Figure record listings:
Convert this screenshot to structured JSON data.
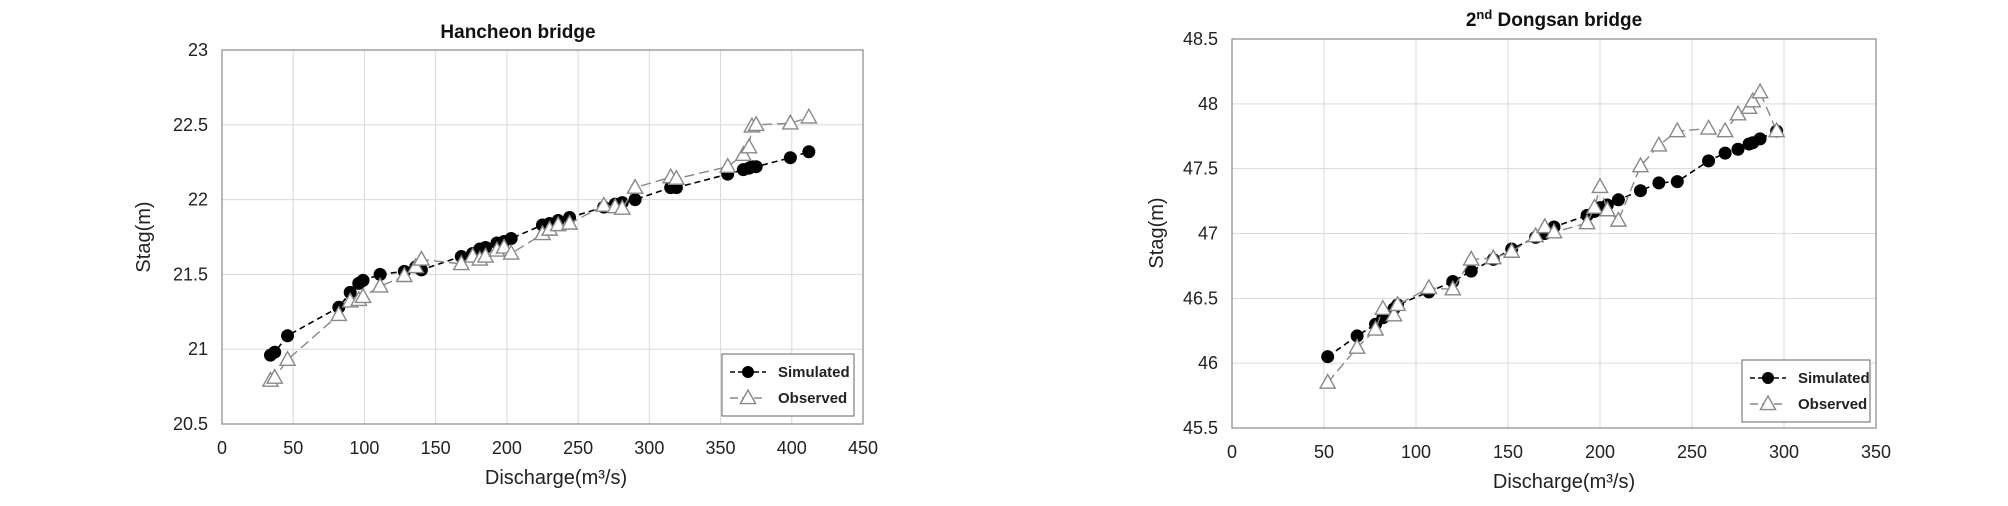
{
  "chart_data": [
    {
      "type": "line",
      "title": "Hancheon bridge",
      "xlabel": "Discharge(m³/s)",
      "ylabel": "Stag(m)",
      "xlim": [
        0,
        450
      ],
      "ylim": [
        20.5,
        23
      ],
      "xticks": [
        0,
        50,
        100,
        150,
        200,
        250,
        300,
        350,
        400,
        450
      ],
      "yticks": [
        20.5,
        21,
        21.5,
        22,
        22.5,
        23
      ],
      "grid": true,
      "legend": "bottom-right",
      "series": [
        {
          "name": "Simulated",
          "marker": "filled-circle",
          "color": "#000000",
          "x": [
            34,
            37,
            46,
            82,
            90,
            96,
            99,
            111,
            128,
            136,
            140,
            168,
            176,
            181,
            185,
            193,
            198,
            203,
            225,
            230,
            236,
            244,
            268,
            276,
            281,
            290,
            315,
            319,
            355,
            366,
            370,
            372,
            375,
            399,
            412
          ],
          "y": [
            20.96,
            20.98,
            21.09,
            21.28,
            21.38,
            21.44,
            21.46,
            21.5,
            21.52,
            21.55,
            21.53,
            21.62,
            21.64,
            21.67,
            21.68,
            21.71,
            21.72,
            21.74,
            21.83,
            21.84,
            21.86,
            21.88,
            21.95,
            21.97,
            21.98,
            22.0,
            22.08,
            22.08,
            22.17,
            22.2,
            22.21,
            22.22,
            22.22,
            22.28,
            22.32
          ]
        },
        {
          "name": "Observed",
          "marker": "open-triangle",
          "color": "#888888",
          "x": [
            34,
            37,
            46,
            82,
            90,
            96,
            99,
            111,
            128,
            136,
            140,
            168,
            176,
            181,
            185,
            193,
            198,
            203,
            225,
            230,
            236,
            244,
            268,
            276,
            281,
            290,
            315,
            319,
            355,
            366,
            370,
            372,
            375,
            399,
            412
          ],
          "y": [
            20.79,
            20.81,
            20.93,
            21.23,
            21.32,
            21.33,
            21.35,
            21.42,
            21.49,
            21.55,
            21.6,
            21.57,
            21.62,
            21.6,
            21.62,
            21.66,
            21.68,
            21.64,
            21.77,
            21.8,
            21.83,
            21.84,
            21.96,
            21.95,
            21.94,
            22.08,
            22.15,
            22.14,
            22.22,
            22.3,
            22.35,
            22.49,
            22.5,
            22.51,
            22.55
          ]
        }
      ]
    },
    {
      "type": "line",
      "title_prefix": "2",
      "title_sup": "nd",
      "title_suffix": " Dongsan bridge",
      "xlabel": "Discharge(m³/s)",
      "ylabel": "Stag(m)",
      "xlim": [
        0,
        350
      ],
      "ylim": [
        45.5,
        48.5
      ],
      "xticks": [
        0,
        50,
        100,
        150,
        200,
        250,
        300,
        350
      ],
      "yticks": [
        45.5,
        46,
        46.5,
        47,
        47.5,
        48,
        48.5
      ],
      "grid": true,
      "legend": "bottom-right",
      "series": [
        {
          "name": "Simulated",
          "marker": "filled-circle",
          "color": "#000000",
          "x": [
            52,
            68,
            78,
            82,
            88,
            90,
            107,
            120,
            130,
            142,
            152,
            165,
            170,
            175,
            193,
            197,
            200,
            204,
            210,
            222,
            232,
            242,
            259,
            268,
            275,
            281,
            283,
            287,
            296
          ],
          "y": [
            46.05,
            46.21,
            46.3,
            46.35,
            46.42,
            46.45,
            46.55,
            46.63,
            46.71,
            46.8,
            46.88,
            46.97,
            47.0,
            47.05,
            47.14,
            47.17,
            47.2,
            47.22,
            47.26,
            47.33,
            47.39,
            47.4,
            47.56,
            47.62,
            47.65,
            47.69,
            47.7,
            47.73,
            47.79
          ]
        },
        {
          "name": "Observed",
          "marker": "open-triangle",
          "color": "#888888",
          "x": [
            52,
            68,
            78,
            82,
            88,
            90,
            107,
            120,
            130,
            142,
            152,
            165,
            170,
            175,
            193,
            197,
            200,
            204,
            210,
            222,
            232,
            242,
            259,
            268,
            275,
            281,
            283,
            287,
            296
          ],
          "y": [
            45.85,
            46.12,
            46.26,
            46.42,
            46.37,
            46.45,
            46.58,
            46.57,
            46.8,
            46.81,
            46.86,
            46.98,
            47.05,
            47.01,
            47.08,
            47.2,
            47.36,
            47.18,
            47.1,
            47.52,
            47.68,
            47.79,
            47.81,
            47.79,
            47.92,
            47.97,
            48.02,
            48.09,
            47.79
          ]
        }
      ]
    }
  ],
  "legend_labels": {
    "simulated": "Simulated",
    "observed": "Observed"
  }
}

◆ Exercise aim
Each record above is to be restated exactly, with its pictures removed from the copy.

◆ Full response
Convert this screenshot to structured JSON data.
{
  "chart_data": [
    {
      "type": "line",
      "title": "Hancheon bridge",
      "xlabel": "Discharge(m³/s)",
      "ylabel": "Stag(m)",
      "xlim": [
        0,
        450
      ],
      "ylim": [
        20.5,
        23
      ],
      "xticks": [
        0,
        50,
        100,
        150,
        200,
        250,
        300,
        350,
        400,
        450
      ],
      "yticks": [
        20.5,
        21,
        21.5,
        22,
        22.5,
        23
      ],
      "grid": true,
      "legend": "bottom-right",
      "series": [
        {
          "name": "Simulated",
          "marker": "filled-circle",
          "color": "#000000",
          "x": [
            34,
            37,
            46,
            82,
            90,
            96,
            99,
            111,
            128,
            136,
            140,
            168,
            176,
            181,
            185,
            193,
            198,
            203,
            225,
            230,
            236,
            244,
            268,
            276,
            281,
            290,
            315,
            319,
            355,
            366,
            370,
            372,
            375,
            399,
            412
          ],
          "y": [
            20.96,
            20.98,
            21.09,
            21.28,
            21.38,
            21.44,
            21.46,
            21.5,
            21.52,
            21.55,
            21.53,
            21.62,
            21.64,
            21.67,
            21.68,
            21.71,
            21.72,
            21.74,
            21.83,
            21.84,
            21.86,
            21.88,
            21.95,
            21.97,
            21.98,
            22.0,
            22.08,
            22.08,
            22.17,
            22.2,
            22.21,
            22.22,
            22.22,
            22.28,
            22.32
          ]
        },
        {
          "name": "Observed",
          "marker": "open-triangle",
          "color": "#888888",
          "x": [
            34,
            37,
            46,
            82,
            90,
            96,
            99,
            111,
            128,
            136,
            140,
            168,
            176,
            181,
            185,
            193,
            198,
            203,
            225,
            230,
            236,
            244,
            268,
            276,
            281,
            290,
            315,
            319,
            355,
            366,
            370,
            372,
            375,
            399,
            412
          ],
          "y": [
            20.79,
            20.81,
            20.93,
            21.23,
            21.32,
            21.33,
            21.35,
            21.42,
            21.49,
            21.55,
            21.6,
            21.57,
            21.62,
            21.6,
            21.62,
            21.66,
            21.68,
            21.64,
            21.77,
            21.8,
            21.83,
            21.84,
            21.96,
            21.95,
            21.94,
            22.08,
            22.15,
            22.14,
            22.22,
            22.3,
            22.35,
            22.49,
            22.5,
            22.51,
            22.55
          ]
        }
      ]
    },
    {
      "type": "line",
      "title_prefix": "2",
      "title_sup": "nd",
      "title_suffix": " Dongsan bridge",
      "xlabel": "Discharge(m³/s)",
      "ylabel": "Stag(m)",
      "xlim": [
        0,
        350
      ],
      "ylim": [
        45.5,
        48.5
      ],
      "xticks": [
        0,
        50,
        100,
        150,
        200,
        250,
        300,
        350
      ],
      "yticks": [
        45.5,
        46,
        46.5,
        47,
        47.5,
        48,
        48.5
      ],
      "grid": true,
      "legend": "bottom-right",
      "series": [
        {
          "name": "Simulated",
          "marker": "filled-circle",
          "color": "#000000",
          "x": [
            52,
            68,
            78,
            82,
            88,
            90,
            107,
            120,
            130,
            142,
            152,
            165,
            170,
            175,
            193,
            197,
            200,
            204,
            210,
            222,
            232,
            242,
            259,
            268,
            275,
            281,
            283,
            287,
            296
          ],
          "y": [
            46.05,
            46.21,
            46.3,
            46.35,
            46.42,
            46.45,
            46.55,
            46.63,
            46.71,
            46.8,
            46.88,
            46.97,
            47.0,
            47.05,
            47.14,
            47.17,
            47.2,
            47.22,
            47.26,
            47.33,
            47.39,
            47.4,
            47.56,
            47.62,
            47.65,
            47.69,
            47.7,
            47.73,
            47.79
          ]
        },
        {
          "name": "Observed",
          "marker": "open-triangle",
          "color": "#888888",
          "x": [
            52,
            68,
            78,
            82,
            88,
            90,
            107,
            120,
            130,
            142,
            152,
            165,
            170,
            175,
            193,
            197,
            200,
            204,
            210,
            222,
            232,
            242,
            259,
            268,
            275,
            281,
            283,
            287,
            296
          ],
          "y": [
            45.85,
            46.12,
            46.26,
            46.42,
            46.37,
            46.45,
            46.58,
            46.57,
            46.8,
            46.81,
            46.86,
            46.98,
            47.05,
            47.01,
            47.08,
            47.2,
            47.36,
            47.18,
            47.1,
            47.52,
            47.68,
            47.79,
            47.81,
            47.79,
            47.92,
            47.97,
            48.02,
            48.09,
            47.79
          ]
        }
      ]
    }
  ],
  "legend_labels": {
    "simulated": "Simulated",
    "observed": "Observed"
  }
}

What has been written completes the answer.